• **Texto proporcionado**
----

Lo que también nos convoca aquí es nuestro profundo afecto y gratitud hacia nuestra familia evangélica. Como alguien que se convirtió a Cristo siendo adulto, mi identidad de cuna no fue el evangelicalismo. Pero como alguien nacido de Cristo, el evangelicalismo pensante, fiel y humilde con el que me encontré ha sido y es mi hogar. Allí crecí en fe y allí he encontrado una amplitud de mente y de espíritu, y un celo de misión que me indica que estoy en casa.

Esta reunión, sin embargo, no es una ocasión para celebrar el evangelicalismo. Esta reunión surge más bien de la preocupación, el pesar y el desconcierto—aunque seamos demócratas o republicanos. Los cristianos en ambos partidos encontramos al candidato del otro partido claramente inaceptable, lo que conllevó a una división virulenta. Muchos se sintieron arrinconados, sin una opción genuina cuando los asuntos tratados son complejos y el temor es justificado. Esta no es la primera vez ni la última que el cuerpo de Cristo se reúne en actitud de lamento. Cuando los líderes evangélicos como nosotros se reúnen, con frecuencia se hace con un espíritu de esperanza optimista, conocido como “proseguir o seguir adelante” con el trabajo del evangelio. Para mí, este no es un tiempo de “proseguir”. Siento una urgencia personal para hacer un alto en el camino, orar, escuchar, confesar y arrepentirme, y quiero convocarnos a hacer lo mismo.

Solo el Espíritu “que está en el mundo para convencernos de pecado, de justicia y de juicio” (Juan 16:8) nos puede traer claridad acerca de la crisis que enfrentamos. Al haber buscado esa convicción del Espíritu, esto es lo que he llegado a creer: La crisis central que enfrentamos consiste en que el evangelio de Jesucristo ha sido traicionado y avergonzado por un evangelicalismo que ha transgredido su propia integridad moral y espiritual.

----

• **Consigna**
Transcribe del texto sobre el evangelicalismo el fragmento que va entre «Lo que también» y «estoy en casa.», ambos incluidos.

• **Material proporcionado**
----

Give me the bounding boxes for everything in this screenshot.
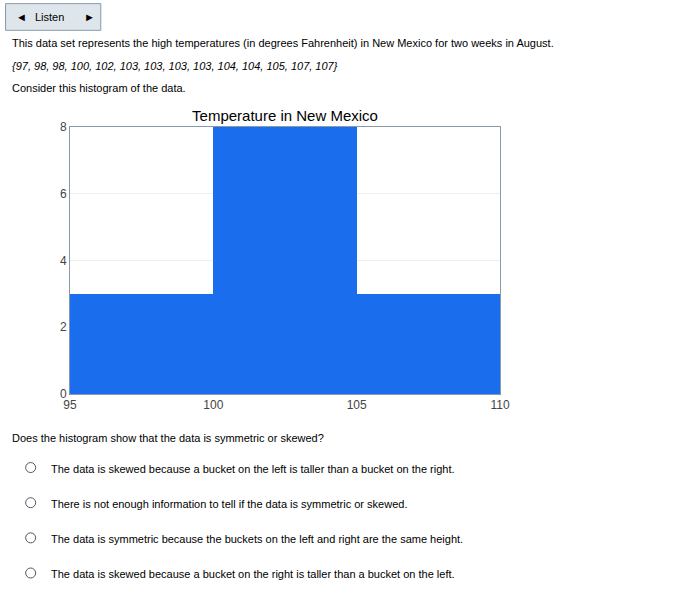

----

• **Resultado**
Lo que también nos convoca aquí es nuestro profundo afecto y gratitud hacia nuestra familia evangélica. Como alguien que se convirtió a Cristo siendo adulto, mi identidad de cuna no fue el evangelicalismo. Pero como alguien nacido de Cristo, el evangelicalismo pensante, fiel y humilde con el que me encontré ha sido y es mi hogar. Allí crecí en fe y allí he encontrado una amplitud de mente y de espíritu, y un celo de misión que me indica que estoy en casa.